Extracts from a graphics dataset:
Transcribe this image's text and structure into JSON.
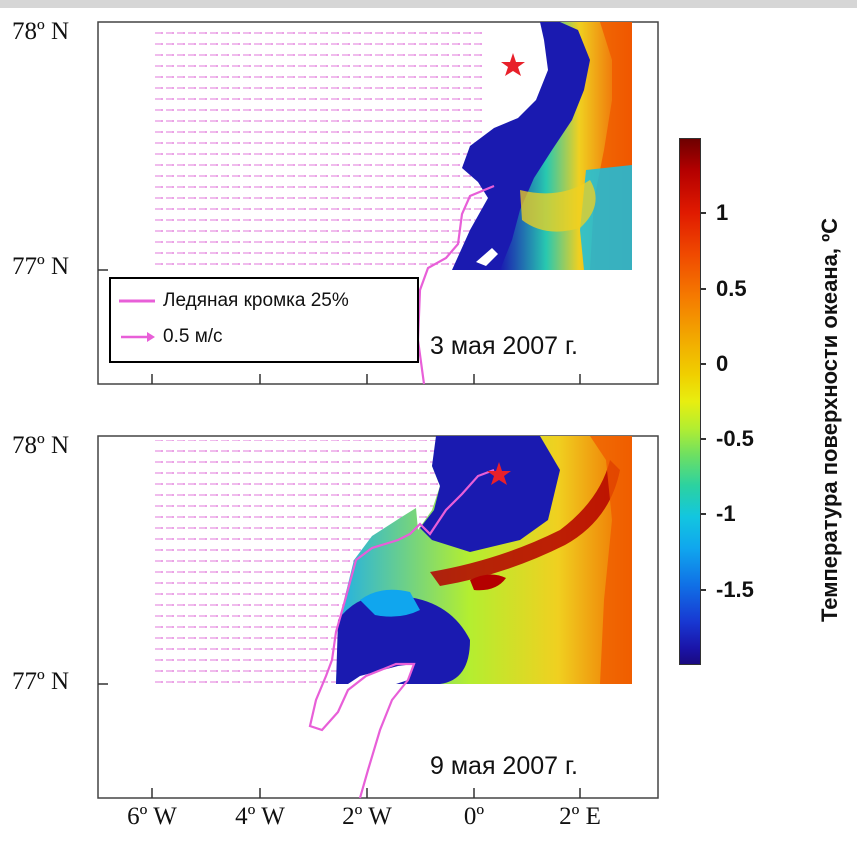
{
  "panels": [
    {
      "date": "3 мая 2007 г."
    },
    {
      "date": "9 мая 2007 г."
    }
  ],
  "y_axis": {
    "top_label": "78º N",
    "bottom_label": "77º N"
  },
  "x_axis": {
    "ticks": [
      "6º W",
      "4º W",
      "2º W",
      "0º",
      "2º E"
    ]
  },
  "legend": {
    "ice_edge_label": "Ледяная кромка 25%",
    "velocity_label": "0.5 м/с",
    "ice_edge_color": "#e85fd8",
    "arrow_color": "#e85fd8"
  },
  "colorbar": {
    "title": "Температура поверхности океана, ºС",
    "ticks": [
      "1",
      "0.5",
      "0",
      "-0.5",
      "-1",
      "-1.5"
    ],
    "tick_values": [
      1,
      0.5,
      0,
      -0.5,
      -1,
      -1.5
    ],
    "range": [
      -2,
      1.5
    ]
  },
  "marker": {
    "shape": "star",
    "color": "#e8202a"
  }
}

SHORT TASK:
Word for word, quote the lines above. Omit the pictures.

WRITTEN RESPONSE:
Transcribe this image's text and structure into JSON.
{
  "panels": [
    {
      "date": "3 мая 2007 г."
    },
    {
      "date": "9 мая 2007 г."
    }
  ],
  "y_axis": {
    "top_label": "78º N",
    "bottom_label": "77º N"
  },
  "x_axis": {
    "ticks": [
      "6º W",
      "4º W",
      "2º W",
      "0º",
      "2º E"
    ]
  },
  "legend": {
    "ice_edge_label": "Ледяная кромка 25%",
    "velocity_label": "0.5 м/с",
    "ice_edge_color": "#e85fd8",
    "arrow_color": "#e85fd8"
  },
  "colorbar": {
    "title": "Температура поверхности океана, ºС",
    "ticks": [
      "1",
      "0.5",
      "0",
      "-0.5",
      "-1",
      "-1.5"
    ],
    "tick_values": [
      1,
      0.5,
      0,
      -0.5,
      -1,
      -1.5
    ],
    "range": [
      -2,
      1.5
    ]
  },
  "marker": {
    "shape": "star",
    "color": "#e8202a"
  }
}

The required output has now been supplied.